## What is asked:
Check each line of the data below for the word "audio", then extract the ones that have it.

## Records supplied:
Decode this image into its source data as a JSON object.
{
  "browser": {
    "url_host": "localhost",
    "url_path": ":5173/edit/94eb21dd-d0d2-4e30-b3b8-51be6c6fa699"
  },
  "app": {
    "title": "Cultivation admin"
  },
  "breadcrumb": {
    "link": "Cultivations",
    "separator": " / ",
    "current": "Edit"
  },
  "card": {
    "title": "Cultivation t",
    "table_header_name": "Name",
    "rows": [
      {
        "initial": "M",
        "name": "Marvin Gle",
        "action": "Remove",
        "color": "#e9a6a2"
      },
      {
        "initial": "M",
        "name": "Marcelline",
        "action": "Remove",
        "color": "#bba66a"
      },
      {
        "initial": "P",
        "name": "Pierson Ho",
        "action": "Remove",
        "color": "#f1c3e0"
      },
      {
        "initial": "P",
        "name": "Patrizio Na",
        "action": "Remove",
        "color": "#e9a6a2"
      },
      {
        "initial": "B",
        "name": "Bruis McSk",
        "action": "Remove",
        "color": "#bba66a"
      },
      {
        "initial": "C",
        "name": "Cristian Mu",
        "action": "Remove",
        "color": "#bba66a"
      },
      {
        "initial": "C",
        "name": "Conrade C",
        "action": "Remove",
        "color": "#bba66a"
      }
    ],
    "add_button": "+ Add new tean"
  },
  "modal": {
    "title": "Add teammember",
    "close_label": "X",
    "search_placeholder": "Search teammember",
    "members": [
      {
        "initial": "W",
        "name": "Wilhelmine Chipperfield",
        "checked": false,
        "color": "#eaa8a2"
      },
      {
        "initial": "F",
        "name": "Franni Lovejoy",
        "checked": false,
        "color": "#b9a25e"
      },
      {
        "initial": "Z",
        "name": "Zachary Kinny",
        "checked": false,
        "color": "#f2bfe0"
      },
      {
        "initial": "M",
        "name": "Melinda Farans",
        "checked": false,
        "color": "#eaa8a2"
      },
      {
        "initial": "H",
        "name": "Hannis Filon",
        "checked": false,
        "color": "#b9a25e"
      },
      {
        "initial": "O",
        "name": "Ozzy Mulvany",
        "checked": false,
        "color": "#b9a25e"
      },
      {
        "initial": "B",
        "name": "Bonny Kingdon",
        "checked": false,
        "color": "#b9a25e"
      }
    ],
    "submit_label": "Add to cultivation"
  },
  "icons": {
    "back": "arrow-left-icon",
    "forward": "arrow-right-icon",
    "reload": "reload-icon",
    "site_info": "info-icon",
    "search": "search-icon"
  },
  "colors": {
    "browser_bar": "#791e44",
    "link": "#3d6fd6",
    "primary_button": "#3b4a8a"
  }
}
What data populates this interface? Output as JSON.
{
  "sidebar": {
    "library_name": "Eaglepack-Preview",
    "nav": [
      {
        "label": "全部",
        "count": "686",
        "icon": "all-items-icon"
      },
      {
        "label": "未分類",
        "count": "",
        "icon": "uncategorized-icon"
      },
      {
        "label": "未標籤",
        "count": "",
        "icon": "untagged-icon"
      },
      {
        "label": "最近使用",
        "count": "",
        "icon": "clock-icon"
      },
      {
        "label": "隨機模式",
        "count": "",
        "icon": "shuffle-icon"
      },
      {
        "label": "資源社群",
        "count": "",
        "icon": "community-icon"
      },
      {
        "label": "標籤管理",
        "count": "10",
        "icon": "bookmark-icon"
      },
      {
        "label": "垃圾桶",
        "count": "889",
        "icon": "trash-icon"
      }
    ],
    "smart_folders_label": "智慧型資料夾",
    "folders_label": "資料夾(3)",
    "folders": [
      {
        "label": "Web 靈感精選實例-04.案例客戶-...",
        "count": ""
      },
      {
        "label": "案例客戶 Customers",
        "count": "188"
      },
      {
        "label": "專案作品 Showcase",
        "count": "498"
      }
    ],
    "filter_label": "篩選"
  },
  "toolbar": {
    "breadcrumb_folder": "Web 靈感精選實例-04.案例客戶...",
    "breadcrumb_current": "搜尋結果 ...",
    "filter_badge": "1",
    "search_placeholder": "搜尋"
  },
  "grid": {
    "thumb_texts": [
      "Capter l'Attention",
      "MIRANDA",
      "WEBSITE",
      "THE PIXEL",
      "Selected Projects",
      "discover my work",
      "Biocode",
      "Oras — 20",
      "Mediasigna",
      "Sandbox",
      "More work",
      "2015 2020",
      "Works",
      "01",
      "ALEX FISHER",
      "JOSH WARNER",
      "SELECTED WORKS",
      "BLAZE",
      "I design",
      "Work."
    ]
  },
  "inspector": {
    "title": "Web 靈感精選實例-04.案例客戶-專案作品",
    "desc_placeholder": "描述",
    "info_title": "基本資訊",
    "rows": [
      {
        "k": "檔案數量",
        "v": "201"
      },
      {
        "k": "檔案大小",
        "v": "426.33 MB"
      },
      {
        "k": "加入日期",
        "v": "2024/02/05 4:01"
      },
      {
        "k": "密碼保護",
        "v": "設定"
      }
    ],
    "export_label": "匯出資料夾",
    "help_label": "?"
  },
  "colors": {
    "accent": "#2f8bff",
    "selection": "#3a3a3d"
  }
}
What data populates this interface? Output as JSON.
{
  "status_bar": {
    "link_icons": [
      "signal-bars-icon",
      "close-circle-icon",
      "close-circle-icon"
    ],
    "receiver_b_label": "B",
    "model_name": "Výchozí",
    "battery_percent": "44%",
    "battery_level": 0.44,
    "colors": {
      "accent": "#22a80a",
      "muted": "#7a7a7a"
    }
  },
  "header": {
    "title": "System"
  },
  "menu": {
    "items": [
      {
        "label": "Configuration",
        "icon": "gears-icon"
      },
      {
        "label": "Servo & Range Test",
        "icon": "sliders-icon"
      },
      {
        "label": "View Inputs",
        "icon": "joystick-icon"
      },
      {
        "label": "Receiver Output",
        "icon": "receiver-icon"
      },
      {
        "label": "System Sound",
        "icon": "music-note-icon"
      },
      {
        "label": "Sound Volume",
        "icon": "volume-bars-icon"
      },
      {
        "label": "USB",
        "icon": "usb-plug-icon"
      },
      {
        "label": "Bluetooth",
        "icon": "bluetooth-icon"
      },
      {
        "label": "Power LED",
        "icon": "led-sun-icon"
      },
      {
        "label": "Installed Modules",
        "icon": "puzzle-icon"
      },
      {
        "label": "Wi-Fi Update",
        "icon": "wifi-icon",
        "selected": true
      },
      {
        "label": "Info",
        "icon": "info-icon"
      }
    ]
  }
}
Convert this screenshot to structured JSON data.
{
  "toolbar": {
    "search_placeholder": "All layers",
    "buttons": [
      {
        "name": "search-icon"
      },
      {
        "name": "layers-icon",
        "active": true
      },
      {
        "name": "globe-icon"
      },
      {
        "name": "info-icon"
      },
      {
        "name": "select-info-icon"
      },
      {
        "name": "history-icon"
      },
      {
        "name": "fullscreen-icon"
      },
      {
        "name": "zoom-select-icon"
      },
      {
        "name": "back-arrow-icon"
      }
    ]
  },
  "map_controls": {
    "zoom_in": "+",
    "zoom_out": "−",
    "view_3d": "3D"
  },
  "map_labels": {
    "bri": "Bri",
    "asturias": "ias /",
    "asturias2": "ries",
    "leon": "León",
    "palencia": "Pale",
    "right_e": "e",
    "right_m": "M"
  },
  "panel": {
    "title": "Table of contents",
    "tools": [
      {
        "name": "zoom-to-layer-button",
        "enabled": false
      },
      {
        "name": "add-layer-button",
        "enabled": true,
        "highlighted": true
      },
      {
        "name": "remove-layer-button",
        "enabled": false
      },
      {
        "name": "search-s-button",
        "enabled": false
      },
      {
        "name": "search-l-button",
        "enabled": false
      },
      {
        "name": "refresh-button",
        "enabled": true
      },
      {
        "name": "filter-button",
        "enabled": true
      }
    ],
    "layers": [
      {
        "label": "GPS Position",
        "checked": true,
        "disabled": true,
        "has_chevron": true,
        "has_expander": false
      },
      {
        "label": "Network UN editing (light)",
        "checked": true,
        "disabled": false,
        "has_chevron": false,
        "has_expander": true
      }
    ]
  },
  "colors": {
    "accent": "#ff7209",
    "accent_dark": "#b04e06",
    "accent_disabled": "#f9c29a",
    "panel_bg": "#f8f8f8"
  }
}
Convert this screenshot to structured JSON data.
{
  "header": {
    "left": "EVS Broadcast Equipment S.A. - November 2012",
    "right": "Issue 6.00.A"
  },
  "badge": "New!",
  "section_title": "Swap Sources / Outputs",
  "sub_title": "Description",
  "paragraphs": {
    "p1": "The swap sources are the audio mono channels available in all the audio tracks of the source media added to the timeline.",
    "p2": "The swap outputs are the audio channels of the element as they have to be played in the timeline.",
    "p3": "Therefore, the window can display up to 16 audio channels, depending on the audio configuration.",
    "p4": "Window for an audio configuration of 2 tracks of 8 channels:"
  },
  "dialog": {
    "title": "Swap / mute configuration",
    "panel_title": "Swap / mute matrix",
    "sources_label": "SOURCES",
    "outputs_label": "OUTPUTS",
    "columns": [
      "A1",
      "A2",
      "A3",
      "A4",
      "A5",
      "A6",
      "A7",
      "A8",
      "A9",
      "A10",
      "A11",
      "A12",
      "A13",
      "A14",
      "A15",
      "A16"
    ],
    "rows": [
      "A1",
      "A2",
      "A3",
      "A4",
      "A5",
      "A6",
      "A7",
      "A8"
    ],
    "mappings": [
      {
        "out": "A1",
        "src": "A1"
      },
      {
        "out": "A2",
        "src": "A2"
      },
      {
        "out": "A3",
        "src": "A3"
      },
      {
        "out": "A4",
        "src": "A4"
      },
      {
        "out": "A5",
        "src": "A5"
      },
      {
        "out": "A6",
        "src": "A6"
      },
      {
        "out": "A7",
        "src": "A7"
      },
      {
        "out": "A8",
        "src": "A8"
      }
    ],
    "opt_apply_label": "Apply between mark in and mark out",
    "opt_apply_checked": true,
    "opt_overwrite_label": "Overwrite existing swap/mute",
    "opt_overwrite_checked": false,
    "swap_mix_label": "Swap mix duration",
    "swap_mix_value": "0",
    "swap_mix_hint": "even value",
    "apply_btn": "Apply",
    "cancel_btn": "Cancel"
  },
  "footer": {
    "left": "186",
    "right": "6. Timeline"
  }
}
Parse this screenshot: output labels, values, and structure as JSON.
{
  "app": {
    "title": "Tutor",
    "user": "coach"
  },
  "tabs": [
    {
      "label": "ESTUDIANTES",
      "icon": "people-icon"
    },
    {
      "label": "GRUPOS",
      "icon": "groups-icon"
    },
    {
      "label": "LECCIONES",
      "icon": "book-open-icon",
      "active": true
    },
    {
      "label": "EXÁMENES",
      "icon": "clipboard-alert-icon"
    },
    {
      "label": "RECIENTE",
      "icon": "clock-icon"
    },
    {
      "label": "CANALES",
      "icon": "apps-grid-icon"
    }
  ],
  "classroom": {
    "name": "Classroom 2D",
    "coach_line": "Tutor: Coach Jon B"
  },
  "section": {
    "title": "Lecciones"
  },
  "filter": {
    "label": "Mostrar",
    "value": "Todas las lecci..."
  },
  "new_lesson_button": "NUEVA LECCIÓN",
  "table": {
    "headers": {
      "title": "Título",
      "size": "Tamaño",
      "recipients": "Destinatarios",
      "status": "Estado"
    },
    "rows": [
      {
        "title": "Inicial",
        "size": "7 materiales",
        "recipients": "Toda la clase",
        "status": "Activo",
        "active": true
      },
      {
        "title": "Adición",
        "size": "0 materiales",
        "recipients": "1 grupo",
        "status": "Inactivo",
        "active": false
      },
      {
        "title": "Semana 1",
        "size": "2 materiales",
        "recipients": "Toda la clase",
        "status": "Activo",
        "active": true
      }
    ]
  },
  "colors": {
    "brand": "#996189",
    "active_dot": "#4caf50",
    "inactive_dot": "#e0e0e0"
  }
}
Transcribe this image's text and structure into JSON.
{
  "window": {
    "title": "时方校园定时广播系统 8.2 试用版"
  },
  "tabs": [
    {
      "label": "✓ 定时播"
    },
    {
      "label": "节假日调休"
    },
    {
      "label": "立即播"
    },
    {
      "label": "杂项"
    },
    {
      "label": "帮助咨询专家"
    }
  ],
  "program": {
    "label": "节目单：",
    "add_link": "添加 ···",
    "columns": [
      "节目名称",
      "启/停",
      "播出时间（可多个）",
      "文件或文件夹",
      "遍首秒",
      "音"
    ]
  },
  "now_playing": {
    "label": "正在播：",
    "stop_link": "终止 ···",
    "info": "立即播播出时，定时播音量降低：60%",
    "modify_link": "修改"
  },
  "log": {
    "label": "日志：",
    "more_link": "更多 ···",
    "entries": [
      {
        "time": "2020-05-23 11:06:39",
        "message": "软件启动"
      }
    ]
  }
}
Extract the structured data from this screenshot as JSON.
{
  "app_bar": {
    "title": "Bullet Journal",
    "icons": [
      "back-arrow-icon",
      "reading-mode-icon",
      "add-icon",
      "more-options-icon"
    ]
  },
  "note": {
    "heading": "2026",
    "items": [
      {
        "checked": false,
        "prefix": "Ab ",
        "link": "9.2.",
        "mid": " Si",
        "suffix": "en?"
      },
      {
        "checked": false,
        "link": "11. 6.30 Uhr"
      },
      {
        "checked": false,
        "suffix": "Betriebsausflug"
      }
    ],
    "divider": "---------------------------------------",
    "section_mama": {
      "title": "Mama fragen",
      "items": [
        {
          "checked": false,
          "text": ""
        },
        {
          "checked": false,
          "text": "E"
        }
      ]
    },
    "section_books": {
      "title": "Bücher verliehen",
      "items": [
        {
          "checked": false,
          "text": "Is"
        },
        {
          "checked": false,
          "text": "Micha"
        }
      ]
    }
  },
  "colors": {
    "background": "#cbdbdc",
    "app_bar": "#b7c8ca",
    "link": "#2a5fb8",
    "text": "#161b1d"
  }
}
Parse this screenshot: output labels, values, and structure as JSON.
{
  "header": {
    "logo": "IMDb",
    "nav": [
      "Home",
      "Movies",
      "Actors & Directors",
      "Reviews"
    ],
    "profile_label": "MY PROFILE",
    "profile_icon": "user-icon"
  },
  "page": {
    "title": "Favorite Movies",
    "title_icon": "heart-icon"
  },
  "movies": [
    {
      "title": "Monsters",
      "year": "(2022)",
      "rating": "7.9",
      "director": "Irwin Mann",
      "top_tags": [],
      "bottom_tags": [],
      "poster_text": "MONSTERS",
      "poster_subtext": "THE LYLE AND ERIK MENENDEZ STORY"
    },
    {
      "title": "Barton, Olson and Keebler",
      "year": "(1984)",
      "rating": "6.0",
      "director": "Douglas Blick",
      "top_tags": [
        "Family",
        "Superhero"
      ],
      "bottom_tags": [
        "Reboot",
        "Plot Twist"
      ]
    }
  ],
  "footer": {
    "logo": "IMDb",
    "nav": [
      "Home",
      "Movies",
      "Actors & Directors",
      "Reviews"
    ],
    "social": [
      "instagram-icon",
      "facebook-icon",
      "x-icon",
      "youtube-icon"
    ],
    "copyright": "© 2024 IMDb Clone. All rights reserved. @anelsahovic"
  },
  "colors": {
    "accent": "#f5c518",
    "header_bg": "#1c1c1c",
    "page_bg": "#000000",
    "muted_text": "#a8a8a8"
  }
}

## Response:
    "p1": "The swap sources are the audio mono channels available in all the audio tracks of the source media added to the timeline.",
    "p2": "The swap outputs are the audio channels of the element as they have to be played in the timeline.",
    "p3": "Therefore, the window can display up to 16 audio channels, depending on the audio configuration.",
    "p4": "Window for an audio configuration of 2 tracks of 8 channels:"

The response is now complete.